Raw data:
☆ ☆ ☆ ☆

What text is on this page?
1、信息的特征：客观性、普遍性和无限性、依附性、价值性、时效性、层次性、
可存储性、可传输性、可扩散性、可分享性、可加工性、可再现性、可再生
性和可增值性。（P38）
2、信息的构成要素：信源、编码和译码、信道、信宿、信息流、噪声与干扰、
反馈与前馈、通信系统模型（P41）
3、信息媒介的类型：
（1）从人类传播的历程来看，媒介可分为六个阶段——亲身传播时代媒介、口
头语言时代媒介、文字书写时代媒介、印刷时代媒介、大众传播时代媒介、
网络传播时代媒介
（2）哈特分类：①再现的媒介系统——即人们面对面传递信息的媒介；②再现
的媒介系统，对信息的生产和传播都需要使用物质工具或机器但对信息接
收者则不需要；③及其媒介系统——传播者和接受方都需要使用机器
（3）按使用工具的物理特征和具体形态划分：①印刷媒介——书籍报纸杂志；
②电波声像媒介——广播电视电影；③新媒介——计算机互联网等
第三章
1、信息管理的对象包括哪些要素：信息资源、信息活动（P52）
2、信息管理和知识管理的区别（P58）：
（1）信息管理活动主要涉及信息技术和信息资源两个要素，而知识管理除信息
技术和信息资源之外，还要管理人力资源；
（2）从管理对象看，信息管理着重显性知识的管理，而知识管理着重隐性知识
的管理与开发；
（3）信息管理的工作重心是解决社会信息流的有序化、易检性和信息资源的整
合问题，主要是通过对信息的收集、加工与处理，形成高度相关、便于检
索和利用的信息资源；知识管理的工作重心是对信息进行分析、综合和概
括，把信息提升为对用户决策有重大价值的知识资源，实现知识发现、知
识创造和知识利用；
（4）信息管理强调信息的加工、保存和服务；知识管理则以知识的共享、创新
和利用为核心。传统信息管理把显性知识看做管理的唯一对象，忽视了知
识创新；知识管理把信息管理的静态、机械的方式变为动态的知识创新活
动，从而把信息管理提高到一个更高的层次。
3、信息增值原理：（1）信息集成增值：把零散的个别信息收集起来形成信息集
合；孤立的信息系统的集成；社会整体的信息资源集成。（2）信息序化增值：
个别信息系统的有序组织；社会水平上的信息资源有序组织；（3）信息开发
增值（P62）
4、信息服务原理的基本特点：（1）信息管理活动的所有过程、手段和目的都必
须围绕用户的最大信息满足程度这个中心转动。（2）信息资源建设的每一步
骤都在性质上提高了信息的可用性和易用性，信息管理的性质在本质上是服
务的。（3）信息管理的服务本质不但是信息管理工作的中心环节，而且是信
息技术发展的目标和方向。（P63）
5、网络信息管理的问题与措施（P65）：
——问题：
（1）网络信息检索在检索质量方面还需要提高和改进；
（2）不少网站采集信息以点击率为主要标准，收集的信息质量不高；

☆ ☆ ☆ ☆

Written request:
Copy out all the entries shown above, character for character.

Final answer:
What text is on this page?
1、信息的特征：客观性、普遍性和无限性、依附性、价值性、时效性、层次性、
可存储性、可传输性、可扩散性、可分享性、可加工性、可再现性、可再生
性和可增值性。（P38）
2、信息的构成要素：信源、编码和译码、信道、信宿、信息流、噪声与干扰、
反馈与前馈、通信系统模型（P41）
3、信息媒介的类型：
（1）从人类传播的历程来看，媒介可分为六个阶段——亲身传播时代媒介、口
头语言时代媒介、文字书写时代媒介、印刷时代媒介、大众传播时代媒介、
网络传播时代媒介
（2）哈特分类：①再现的媒介系统——即人们面对面传递信息的媒介；②再现
的媒介系统，对信息的生产和传播都需要使用物质工具或机器但对信息接
收者则不需要；③及其媒介系统——传播者和接受方都需要使用机器
（3）按使用工具的物理特征和具体形态划分：①印刷媒介——书籍报纸杂志；
②电波声像媒介——广播电视电影；③新媒介——计算机互联网等
第三章
1、信息管理的对象包括哪些要素：信息资源、信息活动（P52）
2、信息管理和知识管理的区别（P58）：
（1）信息管理活动主要涉及信息技术和信息资源两个要素，而知识管理除信息
技术和信息资源之外，还要管理人力资源；
（2）从管理对象看，信息管理着重显性知识的管理，而知识管理着重隐性知识
的管理与开发；
（3）信息管理的工作重心是解决社会信息流的有序化、易检性和信息资源的整
合问题，主要是通过对信息的收集、加工与处理，形成高度相关、便于检
索和利用的信息资源；知识管理的工作重心是对信息进行分析、综合和概
括，把信息提升为对用户决策有重大价值的知识资源，实现知识发现、知
识创造和知识利用；
（4）信息管理强调信息的加工、保存和服务；知识管理则以知识的共享、创新
和利用为核心。传统信息管理把显性知识看做管理的唯一对象，忽视了知
识创新；知识管理把信息管理的静态、机械的方式变为动态的知识创新活
动，从而把信息管理提高到一个更高的层次。
3、信息增值原理：（1）信息集成增值：把零散的个别信息收集起来形成信息集
合；孤立的信息系统的集成；社会整体的信息资源集成。（2）信息序化增值：
个别信息系统的有序组织；社会水平上的信息资源有序组织；（3）信息开发
增值（P62）
4、信息服务原理的基本特点：（1）信息管理活动的所有过程、手段和目的都必
须围绕用户的最大信息满足程度这个中心转动。（2）信息资源建设的每一步
骤都在性质上提高了信息的可用性和易用性，信息管理的性质在本质上是服
务的。（3）信息管理的服务本质不但是信息管理工作的中心环节，而且是信
息技术发展的目标和方向。（P63）
5、网络信息管理的问题与措施（P65）：
——问题：
（1）网络信息检索在检索质量方面还需要提高和改进；
（2）不少网站采集信息以点击率为主要标准，收集的信息质量不高；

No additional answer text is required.